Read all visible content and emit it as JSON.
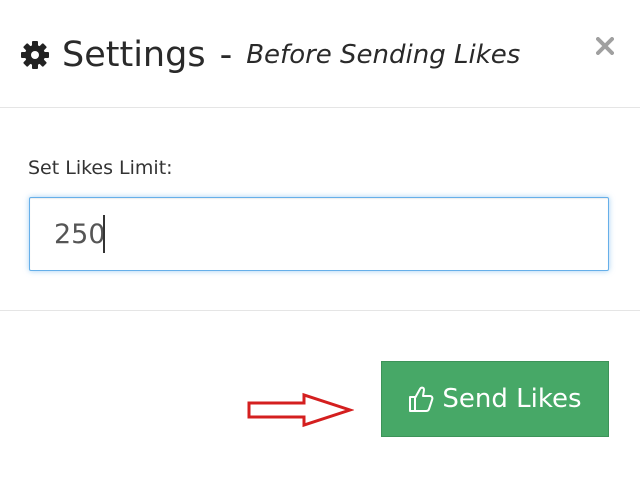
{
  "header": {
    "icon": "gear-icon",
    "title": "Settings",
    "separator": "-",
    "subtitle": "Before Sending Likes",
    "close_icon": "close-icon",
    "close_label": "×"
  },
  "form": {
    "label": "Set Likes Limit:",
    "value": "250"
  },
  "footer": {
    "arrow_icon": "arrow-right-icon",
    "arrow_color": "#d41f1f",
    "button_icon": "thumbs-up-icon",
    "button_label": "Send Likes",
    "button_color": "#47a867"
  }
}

****************

- Do this -
Reproduce all of the data exactly; the pictures do not belong in the copy.

- Task output -
Read all visible content and emit it as JSON.
{
  "header": {
    "icon": "gear-icon",
    "title": "Settings",
    "separator": "-",
    "subtitle": "Before Sending Likes",
    "close_icon": "close-icon",
    "close_label": "×"
  },
  "form": {
    "label": "Set Likes Limit:",
    "value": "250"
  },
  "footer": {
    "arrow_icon": "arrow-right-icon",
    "arrow_color": "#d41f1f",
    "button_icon": "thumbs-up-icon",
    "button_label": "Send Likes",
    "button_color": "#47a867"
  }
}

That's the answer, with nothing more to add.